» **Data records**
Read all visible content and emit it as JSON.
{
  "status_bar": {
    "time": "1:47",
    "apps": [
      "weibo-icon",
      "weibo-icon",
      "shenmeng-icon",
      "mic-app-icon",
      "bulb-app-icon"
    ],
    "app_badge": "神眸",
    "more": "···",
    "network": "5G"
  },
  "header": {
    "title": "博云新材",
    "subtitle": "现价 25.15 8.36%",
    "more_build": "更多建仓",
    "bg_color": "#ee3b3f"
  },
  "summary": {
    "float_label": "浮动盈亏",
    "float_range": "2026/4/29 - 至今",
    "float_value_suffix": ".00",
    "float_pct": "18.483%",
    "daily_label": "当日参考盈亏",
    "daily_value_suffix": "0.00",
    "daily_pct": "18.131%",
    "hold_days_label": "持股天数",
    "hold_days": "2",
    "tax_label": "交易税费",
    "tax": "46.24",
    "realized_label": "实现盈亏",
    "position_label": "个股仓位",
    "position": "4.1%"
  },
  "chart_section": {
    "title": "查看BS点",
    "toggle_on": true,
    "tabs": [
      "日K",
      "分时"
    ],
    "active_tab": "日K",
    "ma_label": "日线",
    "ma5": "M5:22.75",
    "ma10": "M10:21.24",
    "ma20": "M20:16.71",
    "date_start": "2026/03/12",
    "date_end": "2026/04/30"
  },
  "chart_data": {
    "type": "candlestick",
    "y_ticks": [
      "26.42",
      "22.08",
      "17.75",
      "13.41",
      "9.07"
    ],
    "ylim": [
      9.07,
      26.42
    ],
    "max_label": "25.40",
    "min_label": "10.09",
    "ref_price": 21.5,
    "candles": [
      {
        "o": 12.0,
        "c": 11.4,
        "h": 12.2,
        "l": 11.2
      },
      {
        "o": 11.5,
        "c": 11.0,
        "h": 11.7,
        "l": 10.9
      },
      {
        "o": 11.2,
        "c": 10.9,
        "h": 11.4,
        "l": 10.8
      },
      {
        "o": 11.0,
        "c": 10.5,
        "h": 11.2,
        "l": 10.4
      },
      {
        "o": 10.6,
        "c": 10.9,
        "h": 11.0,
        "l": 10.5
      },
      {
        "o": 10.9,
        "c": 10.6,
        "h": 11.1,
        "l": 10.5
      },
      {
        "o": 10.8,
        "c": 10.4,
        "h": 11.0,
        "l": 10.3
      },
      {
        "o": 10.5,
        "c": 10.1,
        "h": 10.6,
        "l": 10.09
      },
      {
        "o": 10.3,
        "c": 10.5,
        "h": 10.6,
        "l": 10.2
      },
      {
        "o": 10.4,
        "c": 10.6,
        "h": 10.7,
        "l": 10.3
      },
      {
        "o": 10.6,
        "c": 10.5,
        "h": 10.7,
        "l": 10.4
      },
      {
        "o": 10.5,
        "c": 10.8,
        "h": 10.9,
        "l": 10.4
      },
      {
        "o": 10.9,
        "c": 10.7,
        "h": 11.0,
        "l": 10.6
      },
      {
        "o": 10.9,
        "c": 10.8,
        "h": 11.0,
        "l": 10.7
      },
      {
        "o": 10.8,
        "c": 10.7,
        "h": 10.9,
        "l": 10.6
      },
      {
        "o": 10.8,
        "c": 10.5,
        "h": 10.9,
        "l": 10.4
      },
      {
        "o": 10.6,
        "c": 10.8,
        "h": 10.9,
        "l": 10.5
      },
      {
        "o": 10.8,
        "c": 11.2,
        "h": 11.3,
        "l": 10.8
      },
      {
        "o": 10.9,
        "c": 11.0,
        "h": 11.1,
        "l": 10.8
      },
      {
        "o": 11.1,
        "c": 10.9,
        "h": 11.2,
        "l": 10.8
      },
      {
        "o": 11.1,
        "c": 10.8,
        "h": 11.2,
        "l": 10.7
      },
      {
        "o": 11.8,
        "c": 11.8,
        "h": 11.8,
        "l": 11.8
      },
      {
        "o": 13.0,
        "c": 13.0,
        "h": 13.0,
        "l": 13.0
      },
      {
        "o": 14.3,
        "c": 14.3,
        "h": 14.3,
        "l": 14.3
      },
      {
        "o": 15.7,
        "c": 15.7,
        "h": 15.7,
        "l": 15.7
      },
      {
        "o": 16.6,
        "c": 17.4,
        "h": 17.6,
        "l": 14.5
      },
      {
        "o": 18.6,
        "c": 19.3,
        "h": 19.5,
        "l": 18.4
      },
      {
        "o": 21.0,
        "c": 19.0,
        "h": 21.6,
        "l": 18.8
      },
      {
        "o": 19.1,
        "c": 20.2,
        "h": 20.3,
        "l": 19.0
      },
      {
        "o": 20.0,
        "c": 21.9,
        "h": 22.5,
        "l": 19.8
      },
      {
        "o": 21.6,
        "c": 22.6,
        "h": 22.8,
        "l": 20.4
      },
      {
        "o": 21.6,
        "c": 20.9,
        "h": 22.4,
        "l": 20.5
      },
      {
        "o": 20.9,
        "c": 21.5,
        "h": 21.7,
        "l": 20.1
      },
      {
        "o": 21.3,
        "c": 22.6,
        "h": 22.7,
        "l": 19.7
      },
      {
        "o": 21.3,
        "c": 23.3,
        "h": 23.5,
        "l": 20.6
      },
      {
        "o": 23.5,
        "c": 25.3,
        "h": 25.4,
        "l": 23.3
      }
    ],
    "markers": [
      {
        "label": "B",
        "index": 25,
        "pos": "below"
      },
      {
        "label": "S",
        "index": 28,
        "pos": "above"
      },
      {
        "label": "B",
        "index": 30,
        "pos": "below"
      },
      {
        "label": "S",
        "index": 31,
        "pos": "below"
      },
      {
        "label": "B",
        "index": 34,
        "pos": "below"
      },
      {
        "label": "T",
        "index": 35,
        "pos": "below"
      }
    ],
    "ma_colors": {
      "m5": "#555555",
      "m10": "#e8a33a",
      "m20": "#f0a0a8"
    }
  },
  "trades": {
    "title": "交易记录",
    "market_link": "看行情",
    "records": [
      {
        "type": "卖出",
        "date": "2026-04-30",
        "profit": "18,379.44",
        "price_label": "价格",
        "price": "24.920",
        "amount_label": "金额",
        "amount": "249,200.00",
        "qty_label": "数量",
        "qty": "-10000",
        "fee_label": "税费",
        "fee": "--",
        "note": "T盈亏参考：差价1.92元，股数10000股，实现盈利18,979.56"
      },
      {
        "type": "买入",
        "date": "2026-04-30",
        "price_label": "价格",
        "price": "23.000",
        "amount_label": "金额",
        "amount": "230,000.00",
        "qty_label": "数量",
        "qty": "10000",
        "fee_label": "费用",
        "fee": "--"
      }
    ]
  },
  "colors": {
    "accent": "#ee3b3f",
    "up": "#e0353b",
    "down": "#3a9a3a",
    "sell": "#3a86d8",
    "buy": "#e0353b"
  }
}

...

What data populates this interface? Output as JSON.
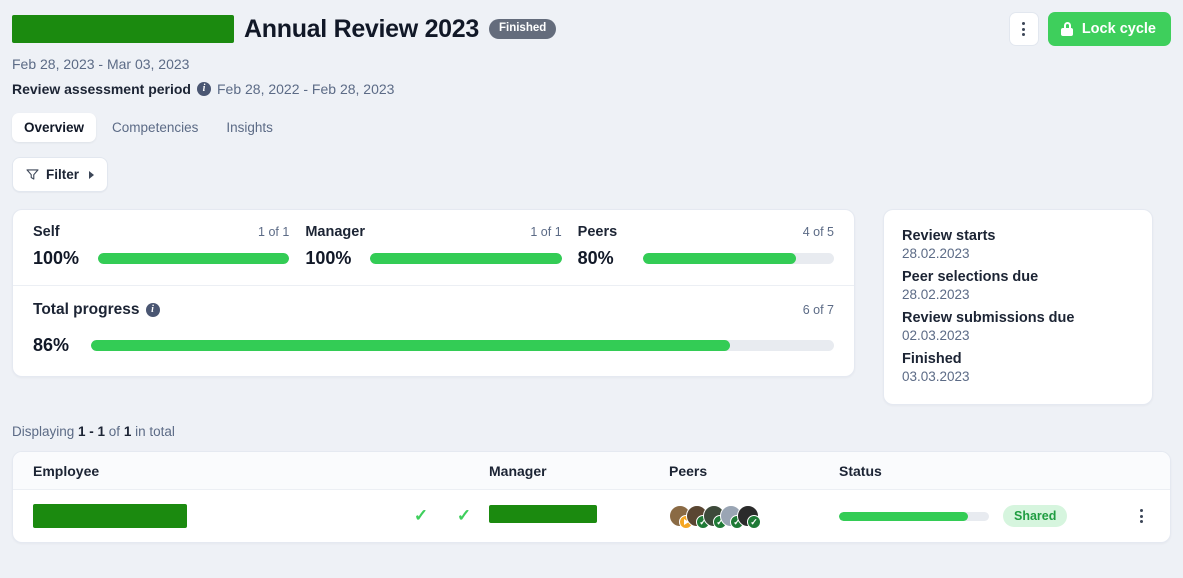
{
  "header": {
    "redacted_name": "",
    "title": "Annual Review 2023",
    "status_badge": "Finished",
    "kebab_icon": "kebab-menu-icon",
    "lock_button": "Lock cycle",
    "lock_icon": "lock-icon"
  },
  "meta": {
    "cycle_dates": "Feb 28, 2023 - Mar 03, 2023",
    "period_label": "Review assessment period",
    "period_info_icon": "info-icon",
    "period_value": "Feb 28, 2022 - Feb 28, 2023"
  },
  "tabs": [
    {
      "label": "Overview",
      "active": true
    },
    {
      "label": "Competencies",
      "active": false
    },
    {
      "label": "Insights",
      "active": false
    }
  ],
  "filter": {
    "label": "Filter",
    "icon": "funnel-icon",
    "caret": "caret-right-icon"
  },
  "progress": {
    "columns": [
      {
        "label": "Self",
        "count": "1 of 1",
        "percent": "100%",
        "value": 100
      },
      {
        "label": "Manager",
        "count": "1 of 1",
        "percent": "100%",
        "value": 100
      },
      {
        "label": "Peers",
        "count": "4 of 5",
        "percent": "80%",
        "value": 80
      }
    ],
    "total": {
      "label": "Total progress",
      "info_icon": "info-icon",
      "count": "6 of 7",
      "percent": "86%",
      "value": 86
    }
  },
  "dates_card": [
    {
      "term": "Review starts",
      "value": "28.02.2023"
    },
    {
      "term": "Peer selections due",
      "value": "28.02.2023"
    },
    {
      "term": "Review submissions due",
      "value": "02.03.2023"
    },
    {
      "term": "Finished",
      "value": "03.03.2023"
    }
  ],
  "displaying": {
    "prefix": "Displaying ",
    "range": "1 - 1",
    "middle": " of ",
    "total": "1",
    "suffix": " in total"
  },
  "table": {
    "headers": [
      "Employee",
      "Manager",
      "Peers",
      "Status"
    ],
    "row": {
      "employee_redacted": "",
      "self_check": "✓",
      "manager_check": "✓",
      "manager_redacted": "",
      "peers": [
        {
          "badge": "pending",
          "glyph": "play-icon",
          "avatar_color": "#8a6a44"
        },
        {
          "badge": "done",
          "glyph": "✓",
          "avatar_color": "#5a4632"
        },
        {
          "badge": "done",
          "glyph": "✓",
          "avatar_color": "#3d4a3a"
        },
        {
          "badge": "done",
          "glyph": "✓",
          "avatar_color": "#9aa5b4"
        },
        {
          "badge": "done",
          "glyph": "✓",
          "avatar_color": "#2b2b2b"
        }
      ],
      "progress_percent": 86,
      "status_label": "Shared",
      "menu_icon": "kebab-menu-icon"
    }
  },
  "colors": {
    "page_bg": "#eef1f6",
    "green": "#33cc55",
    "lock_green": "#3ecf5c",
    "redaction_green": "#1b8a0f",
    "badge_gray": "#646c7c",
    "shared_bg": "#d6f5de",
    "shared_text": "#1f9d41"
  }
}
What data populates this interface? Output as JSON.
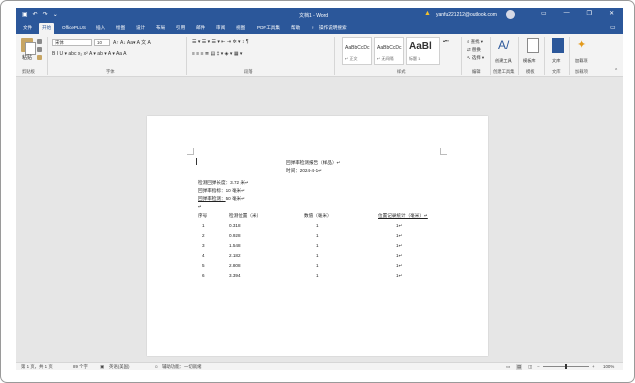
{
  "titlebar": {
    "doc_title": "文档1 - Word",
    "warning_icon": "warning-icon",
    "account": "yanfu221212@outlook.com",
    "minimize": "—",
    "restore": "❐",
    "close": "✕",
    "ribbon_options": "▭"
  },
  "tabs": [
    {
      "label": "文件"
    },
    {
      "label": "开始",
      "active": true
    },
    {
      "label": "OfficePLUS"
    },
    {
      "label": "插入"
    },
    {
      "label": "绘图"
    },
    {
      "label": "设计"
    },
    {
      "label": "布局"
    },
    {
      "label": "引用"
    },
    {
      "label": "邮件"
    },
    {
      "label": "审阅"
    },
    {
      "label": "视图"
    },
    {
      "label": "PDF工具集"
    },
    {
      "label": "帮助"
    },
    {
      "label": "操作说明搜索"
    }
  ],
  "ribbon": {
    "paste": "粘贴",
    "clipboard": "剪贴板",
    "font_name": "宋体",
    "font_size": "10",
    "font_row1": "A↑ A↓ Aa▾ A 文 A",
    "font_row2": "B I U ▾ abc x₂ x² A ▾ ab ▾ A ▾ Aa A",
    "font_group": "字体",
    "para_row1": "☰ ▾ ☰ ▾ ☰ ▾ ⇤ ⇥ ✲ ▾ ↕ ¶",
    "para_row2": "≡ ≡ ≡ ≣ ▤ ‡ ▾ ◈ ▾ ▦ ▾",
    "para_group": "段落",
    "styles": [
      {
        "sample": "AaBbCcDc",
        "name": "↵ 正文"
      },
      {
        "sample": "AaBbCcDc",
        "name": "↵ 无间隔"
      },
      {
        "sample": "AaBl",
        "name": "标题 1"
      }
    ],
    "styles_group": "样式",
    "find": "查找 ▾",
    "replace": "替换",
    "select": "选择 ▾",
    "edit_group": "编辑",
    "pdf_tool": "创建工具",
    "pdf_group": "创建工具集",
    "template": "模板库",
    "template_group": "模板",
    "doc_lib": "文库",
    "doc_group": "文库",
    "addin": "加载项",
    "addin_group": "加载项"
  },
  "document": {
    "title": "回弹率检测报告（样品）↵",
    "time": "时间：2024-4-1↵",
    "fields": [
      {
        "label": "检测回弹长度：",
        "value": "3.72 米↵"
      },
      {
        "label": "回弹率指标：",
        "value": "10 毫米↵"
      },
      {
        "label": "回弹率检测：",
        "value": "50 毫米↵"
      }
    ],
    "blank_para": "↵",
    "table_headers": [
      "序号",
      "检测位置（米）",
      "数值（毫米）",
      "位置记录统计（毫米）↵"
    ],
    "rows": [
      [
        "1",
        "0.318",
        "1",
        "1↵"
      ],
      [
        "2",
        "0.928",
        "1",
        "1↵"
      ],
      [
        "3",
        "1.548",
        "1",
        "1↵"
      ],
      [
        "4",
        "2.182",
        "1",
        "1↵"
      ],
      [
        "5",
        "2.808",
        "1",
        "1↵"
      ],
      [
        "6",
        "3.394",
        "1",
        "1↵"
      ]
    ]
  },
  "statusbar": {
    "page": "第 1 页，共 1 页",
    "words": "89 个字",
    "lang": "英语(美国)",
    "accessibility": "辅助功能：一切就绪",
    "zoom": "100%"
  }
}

* * *

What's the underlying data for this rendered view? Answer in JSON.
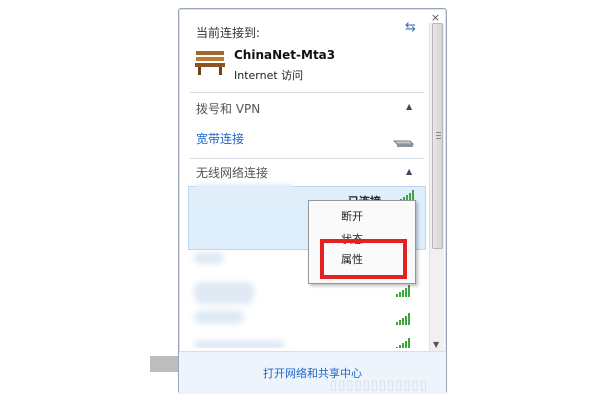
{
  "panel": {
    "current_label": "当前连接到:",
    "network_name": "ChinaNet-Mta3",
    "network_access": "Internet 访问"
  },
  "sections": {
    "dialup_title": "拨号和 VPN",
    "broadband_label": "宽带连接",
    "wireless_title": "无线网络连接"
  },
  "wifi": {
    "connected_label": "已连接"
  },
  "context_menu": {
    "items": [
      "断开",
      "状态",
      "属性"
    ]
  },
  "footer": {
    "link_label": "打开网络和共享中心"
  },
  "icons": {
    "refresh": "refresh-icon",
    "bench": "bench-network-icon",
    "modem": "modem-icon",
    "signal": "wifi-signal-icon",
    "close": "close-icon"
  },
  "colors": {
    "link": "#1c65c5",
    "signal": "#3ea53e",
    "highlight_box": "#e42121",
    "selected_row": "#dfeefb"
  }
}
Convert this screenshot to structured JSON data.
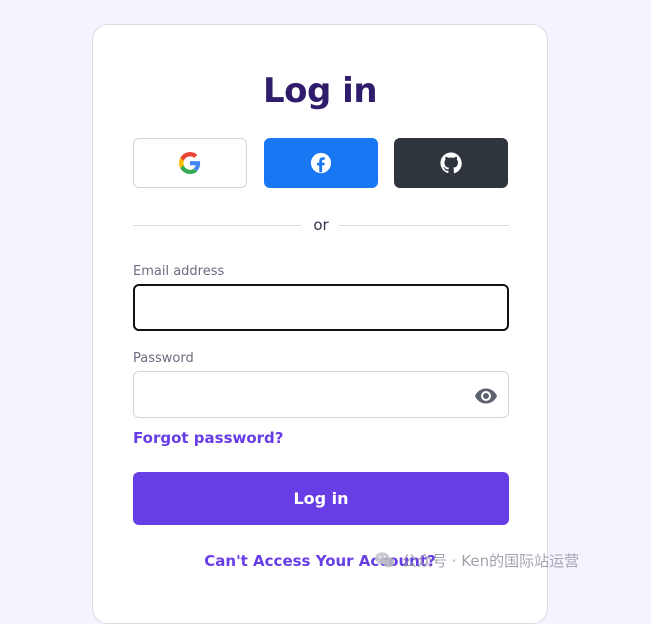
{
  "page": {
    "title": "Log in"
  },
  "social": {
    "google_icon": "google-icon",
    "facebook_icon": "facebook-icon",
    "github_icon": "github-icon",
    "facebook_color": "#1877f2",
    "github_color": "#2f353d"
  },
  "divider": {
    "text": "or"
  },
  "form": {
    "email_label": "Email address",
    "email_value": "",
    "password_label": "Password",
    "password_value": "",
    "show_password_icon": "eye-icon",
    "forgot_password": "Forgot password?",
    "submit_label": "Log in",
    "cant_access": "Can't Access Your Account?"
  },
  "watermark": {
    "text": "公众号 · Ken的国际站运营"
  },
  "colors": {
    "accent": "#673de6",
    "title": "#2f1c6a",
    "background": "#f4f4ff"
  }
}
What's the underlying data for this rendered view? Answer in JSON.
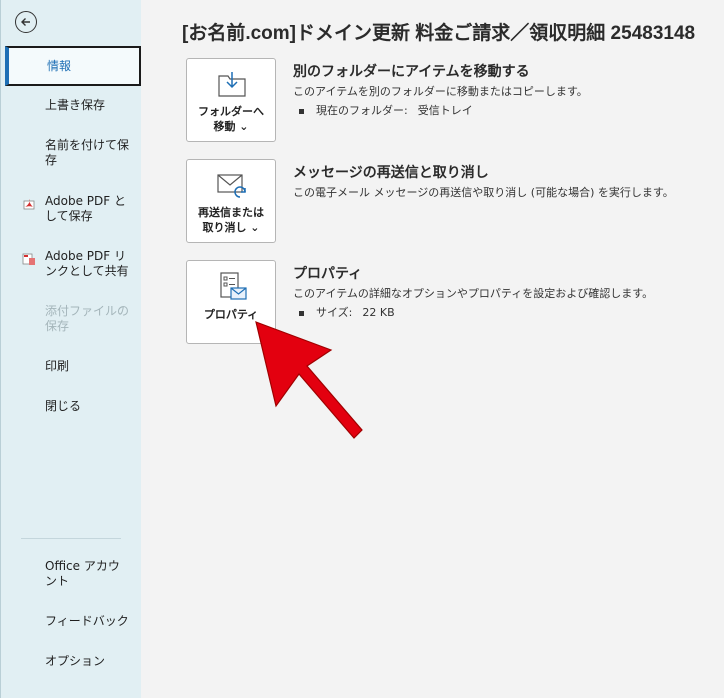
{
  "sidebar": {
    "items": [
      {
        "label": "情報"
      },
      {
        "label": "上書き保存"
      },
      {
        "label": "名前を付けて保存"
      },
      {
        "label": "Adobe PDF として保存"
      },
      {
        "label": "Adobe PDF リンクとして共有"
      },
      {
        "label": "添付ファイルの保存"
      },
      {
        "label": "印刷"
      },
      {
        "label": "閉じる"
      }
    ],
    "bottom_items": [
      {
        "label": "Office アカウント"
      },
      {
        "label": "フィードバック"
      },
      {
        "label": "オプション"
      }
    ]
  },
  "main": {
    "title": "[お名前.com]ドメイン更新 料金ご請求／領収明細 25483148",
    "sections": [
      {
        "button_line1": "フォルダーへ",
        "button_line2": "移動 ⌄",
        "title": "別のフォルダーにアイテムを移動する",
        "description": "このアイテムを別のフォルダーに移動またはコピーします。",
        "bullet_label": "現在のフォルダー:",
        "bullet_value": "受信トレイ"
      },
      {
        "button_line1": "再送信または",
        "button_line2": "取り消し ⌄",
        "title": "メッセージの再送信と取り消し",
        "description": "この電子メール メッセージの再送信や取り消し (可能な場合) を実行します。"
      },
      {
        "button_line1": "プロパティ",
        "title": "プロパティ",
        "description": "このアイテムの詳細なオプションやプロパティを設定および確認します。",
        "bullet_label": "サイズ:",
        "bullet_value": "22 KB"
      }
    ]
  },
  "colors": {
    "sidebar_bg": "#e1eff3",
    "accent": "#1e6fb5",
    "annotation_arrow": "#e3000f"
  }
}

» **What the task asks**
Take every line that includes the string "kebab" and copy it.

» **Written answer**
    "kebab_icon": "kebab-menu-icon",
      "menu_icon": "kebab-menu-icon"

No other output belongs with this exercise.